EXERCISE INPUT:
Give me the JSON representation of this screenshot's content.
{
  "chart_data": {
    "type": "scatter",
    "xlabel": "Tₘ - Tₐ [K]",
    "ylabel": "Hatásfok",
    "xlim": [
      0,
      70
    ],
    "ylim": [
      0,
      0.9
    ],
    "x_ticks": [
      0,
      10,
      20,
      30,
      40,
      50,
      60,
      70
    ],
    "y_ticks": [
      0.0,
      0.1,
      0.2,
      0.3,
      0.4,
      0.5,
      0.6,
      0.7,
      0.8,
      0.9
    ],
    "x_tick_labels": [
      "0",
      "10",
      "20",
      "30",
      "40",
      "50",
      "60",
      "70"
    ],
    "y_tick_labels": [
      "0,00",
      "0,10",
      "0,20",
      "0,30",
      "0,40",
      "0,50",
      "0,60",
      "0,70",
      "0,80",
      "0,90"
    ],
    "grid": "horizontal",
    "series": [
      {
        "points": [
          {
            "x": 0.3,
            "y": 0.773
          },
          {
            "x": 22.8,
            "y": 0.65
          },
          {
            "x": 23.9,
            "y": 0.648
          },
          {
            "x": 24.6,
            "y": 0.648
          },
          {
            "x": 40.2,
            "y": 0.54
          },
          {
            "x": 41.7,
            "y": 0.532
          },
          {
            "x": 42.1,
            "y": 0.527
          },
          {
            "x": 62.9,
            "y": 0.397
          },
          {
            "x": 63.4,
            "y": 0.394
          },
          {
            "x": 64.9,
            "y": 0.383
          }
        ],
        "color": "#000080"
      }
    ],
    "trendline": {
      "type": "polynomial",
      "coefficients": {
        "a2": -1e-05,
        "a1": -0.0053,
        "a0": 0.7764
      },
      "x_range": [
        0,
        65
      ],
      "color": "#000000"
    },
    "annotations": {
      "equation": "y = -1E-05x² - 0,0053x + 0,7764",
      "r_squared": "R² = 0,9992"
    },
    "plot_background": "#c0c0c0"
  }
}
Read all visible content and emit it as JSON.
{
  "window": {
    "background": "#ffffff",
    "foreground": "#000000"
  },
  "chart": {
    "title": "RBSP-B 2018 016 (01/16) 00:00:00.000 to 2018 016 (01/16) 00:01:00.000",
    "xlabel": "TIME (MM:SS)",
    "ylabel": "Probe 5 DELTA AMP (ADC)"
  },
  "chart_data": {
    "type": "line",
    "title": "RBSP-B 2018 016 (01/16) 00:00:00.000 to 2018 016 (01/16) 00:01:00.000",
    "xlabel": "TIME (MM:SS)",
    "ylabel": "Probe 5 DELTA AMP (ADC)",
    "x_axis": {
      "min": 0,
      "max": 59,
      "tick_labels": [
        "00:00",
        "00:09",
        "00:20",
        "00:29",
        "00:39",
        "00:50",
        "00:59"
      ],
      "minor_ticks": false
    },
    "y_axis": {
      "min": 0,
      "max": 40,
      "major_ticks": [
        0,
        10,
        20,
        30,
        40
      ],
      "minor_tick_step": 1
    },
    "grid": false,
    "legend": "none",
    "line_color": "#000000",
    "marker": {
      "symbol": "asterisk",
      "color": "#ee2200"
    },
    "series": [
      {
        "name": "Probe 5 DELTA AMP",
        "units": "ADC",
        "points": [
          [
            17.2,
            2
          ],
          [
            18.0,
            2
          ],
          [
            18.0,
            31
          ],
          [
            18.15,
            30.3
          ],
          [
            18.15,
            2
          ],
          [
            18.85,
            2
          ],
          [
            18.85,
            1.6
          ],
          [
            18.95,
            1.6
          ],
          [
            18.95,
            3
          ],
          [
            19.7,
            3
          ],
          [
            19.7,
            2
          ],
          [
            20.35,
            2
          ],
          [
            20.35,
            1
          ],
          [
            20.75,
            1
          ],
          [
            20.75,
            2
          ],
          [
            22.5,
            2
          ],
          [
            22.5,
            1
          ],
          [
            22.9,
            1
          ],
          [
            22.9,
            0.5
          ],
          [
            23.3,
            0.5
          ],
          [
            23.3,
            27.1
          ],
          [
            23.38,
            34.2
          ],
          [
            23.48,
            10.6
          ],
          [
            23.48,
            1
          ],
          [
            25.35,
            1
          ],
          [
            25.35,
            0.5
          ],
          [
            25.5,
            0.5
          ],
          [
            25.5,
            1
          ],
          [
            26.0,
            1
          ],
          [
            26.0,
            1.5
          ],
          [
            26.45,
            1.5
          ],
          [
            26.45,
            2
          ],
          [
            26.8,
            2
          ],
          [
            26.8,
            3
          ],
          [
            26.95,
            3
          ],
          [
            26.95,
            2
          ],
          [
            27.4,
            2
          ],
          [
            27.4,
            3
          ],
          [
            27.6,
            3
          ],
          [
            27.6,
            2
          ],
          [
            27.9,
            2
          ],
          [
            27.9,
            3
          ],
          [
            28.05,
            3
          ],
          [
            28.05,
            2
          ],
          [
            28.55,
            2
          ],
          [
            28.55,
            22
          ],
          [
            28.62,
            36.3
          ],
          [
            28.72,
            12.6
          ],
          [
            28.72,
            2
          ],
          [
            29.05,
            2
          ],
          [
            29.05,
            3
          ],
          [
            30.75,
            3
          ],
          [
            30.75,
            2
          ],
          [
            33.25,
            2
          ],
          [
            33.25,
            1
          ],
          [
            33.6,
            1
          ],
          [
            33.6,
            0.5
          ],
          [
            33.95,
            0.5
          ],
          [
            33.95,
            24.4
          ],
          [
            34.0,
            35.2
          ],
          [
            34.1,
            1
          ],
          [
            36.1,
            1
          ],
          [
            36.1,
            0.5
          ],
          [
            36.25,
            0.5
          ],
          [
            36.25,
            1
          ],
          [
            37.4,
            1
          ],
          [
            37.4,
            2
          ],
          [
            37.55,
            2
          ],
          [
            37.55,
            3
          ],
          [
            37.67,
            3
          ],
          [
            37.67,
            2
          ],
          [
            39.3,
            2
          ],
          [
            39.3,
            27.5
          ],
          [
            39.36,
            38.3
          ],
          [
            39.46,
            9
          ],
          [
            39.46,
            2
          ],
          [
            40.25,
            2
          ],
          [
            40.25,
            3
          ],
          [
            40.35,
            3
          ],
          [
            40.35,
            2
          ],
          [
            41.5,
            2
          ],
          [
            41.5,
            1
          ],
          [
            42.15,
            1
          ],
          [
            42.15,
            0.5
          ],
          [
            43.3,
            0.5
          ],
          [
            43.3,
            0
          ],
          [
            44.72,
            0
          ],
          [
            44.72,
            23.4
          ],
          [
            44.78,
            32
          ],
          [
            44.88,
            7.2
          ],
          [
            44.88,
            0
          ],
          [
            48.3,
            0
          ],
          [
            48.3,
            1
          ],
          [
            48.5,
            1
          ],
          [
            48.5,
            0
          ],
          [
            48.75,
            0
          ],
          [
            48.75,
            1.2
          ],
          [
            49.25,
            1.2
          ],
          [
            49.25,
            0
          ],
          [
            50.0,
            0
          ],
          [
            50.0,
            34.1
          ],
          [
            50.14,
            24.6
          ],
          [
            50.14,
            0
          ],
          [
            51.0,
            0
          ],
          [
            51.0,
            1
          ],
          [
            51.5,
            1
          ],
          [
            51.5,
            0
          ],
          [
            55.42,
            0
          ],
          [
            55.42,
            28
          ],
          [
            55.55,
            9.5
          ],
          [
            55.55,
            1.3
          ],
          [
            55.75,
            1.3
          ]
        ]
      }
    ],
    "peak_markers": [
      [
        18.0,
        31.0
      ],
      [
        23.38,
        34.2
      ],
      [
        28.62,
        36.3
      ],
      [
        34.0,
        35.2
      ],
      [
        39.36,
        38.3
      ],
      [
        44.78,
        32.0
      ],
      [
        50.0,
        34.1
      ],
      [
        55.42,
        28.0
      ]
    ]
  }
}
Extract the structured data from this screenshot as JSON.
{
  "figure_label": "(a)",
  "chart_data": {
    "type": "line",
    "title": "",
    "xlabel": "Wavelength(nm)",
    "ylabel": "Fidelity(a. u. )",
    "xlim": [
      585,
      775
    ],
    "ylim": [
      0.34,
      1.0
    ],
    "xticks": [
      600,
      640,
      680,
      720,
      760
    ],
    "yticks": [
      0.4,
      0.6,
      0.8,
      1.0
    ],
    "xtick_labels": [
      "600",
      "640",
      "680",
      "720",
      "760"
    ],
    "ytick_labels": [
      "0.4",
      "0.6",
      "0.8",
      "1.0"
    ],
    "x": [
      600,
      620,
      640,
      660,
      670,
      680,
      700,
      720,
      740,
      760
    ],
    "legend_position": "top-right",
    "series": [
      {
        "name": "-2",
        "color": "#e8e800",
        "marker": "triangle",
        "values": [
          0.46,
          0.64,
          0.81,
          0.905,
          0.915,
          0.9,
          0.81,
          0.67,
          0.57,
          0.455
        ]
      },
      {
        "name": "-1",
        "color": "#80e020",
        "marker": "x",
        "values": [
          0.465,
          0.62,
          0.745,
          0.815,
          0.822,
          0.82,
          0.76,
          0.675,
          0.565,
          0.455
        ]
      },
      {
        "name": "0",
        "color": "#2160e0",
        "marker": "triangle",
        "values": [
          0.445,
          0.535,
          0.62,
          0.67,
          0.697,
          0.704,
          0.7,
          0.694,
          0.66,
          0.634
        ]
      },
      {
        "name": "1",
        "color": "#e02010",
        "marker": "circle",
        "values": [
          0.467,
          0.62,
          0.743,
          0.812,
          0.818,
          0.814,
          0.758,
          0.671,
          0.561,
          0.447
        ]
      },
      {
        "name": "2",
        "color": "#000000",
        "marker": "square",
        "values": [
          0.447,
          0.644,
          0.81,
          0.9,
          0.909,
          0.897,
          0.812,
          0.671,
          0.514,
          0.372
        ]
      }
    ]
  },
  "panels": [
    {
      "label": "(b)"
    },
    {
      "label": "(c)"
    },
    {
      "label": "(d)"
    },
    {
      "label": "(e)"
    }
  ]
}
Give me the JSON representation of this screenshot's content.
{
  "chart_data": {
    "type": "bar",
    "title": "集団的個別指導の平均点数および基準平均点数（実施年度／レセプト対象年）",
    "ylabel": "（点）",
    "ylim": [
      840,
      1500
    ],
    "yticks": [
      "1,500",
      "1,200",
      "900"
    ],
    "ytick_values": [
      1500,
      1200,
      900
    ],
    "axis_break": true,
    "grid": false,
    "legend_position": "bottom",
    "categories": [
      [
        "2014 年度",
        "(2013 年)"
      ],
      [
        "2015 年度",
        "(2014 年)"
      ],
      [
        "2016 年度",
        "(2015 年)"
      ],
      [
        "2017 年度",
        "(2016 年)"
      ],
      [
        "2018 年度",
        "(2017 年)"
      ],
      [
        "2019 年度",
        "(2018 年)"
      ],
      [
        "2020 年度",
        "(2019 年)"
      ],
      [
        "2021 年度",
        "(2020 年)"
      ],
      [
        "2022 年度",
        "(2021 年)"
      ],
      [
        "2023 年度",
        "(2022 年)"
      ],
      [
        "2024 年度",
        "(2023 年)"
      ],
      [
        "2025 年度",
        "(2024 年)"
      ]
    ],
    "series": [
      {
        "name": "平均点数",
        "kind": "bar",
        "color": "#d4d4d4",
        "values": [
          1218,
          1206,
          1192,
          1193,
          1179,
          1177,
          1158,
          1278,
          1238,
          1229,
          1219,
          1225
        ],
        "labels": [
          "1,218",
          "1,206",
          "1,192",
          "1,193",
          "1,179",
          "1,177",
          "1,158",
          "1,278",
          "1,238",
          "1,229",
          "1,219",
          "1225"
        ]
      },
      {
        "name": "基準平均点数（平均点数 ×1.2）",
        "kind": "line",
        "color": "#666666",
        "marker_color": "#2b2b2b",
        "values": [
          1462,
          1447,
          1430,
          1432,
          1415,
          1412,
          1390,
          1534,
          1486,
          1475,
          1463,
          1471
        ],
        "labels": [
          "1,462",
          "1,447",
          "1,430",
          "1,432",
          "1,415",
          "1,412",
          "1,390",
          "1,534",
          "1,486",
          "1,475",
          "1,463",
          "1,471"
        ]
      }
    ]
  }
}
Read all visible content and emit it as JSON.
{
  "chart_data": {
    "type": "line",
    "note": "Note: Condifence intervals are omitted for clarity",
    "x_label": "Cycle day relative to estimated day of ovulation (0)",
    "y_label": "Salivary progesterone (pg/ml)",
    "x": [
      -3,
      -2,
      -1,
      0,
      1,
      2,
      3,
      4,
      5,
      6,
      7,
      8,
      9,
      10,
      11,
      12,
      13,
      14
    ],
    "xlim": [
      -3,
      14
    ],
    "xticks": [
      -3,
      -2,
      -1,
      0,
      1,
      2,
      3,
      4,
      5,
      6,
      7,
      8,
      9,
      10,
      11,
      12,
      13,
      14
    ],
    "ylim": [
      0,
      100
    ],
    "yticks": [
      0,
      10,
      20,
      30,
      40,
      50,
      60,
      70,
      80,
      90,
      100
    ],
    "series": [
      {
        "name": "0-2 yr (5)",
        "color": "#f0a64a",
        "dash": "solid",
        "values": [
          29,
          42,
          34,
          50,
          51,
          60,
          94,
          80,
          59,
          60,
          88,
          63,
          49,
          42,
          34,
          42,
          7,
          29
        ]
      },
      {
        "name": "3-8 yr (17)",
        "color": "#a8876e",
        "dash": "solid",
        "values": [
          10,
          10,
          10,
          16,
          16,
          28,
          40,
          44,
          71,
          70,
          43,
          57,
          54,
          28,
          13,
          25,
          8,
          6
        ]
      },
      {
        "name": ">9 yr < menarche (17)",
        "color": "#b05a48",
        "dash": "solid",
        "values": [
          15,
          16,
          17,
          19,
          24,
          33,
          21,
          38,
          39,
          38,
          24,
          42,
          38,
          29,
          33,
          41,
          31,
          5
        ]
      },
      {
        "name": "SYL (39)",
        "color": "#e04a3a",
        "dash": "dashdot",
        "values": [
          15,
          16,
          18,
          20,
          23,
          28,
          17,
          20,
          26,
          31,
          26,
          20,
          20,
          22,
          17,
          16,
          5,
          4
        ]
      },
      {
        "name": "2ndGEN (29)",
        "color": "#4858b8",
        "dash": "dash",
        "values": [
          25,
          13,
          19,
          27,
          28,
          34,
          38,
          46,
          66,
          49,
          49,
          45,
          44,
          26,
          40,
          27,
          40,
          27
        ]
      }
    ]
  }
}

DESCRIPTION OF THE TASK:
Pull out and copy each line containing the string "ylabel".

EXPECTED ANSWER:
    "ylabel": "Hatásfok",
    "ylabel": "Probe 5 DELTA AMP (ADC)"
    "ylabel": "Probe 5 DELTA AMP (ADC)",
    "ylabel": "Fidelity(a. u. )",
    "ylabel": "（点）",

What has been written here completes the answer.